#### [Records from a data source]
⁂

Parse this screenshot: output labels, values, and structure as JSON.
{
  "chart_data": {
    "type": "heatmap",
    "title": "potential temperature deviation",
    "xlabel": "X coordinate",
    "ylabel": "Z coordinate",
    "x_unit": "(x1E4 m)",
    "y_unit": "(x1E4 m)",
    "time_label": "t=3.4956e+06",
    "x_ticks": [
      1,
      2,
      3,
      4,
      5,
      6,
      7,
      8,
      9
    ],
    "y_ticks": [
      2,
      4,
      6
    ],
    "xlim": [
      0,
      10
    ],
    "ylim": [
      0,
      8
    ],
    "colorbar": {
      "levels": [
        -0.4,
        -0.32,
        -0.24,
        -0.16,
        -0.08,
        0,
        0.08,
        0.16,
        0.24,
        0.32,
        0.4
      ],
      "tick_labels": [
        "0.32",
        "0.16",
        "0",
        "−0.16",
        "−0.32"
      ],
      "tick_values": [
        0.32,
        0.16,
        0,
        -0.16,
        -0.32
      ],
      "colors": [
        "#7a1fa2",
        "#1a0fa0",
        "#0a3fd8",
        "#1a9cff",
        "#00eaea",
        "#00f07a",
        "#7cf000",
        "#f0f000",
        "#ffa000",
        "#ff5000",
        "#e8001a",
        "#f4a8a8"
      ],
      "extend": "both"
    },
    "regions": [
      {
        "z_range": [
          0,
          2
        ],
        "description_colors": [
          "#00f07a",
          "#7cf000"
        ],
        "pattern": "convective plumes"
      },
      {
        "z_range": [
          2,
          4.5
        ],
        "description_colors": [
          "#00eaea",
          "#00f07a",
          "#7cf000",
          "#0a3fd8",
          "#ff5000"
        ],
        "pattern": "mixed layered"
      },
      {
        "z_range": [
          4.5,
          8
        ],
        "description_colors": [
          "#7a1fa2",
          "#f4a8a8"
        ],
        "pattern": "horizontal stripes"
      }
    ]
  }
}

⁂

Return solely the number of lines in the data that include the word "pattern".

#### [Answer to the exercise]
3